Supplied material:

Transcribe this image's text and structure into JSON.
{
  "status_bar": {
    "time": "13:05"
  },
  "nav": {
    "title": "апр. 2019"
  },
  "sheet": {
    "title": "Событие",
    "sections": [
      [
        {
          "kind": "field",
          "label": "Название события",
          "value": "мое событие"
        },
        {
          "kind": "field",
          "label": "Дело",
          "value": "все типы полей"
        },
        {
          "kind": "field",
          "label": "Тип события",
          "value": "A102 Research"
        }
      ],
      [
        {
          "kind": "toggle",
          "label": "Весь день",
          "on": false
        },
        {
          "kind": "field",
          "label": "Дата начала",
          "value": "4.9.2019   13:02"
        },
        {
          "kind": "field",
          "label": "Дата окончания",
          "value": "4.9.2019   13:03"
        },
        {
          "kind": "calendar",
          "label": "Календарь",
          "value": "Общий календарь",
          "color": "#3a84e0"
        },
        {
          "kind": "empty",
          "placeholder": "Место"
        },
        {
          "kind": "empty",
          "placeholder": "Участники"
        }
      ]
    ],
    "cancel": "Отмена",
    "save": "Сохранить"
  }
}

Job:
Extract all lines of the records above that include "label".

Task solution:
          "label": "Название события",
          "label": "Дело",
          "label": "Тип события",
          "label": "Весь день",
          "label": "Дата начала",
          "label": "Дата окончания",
          "label": "Календарь",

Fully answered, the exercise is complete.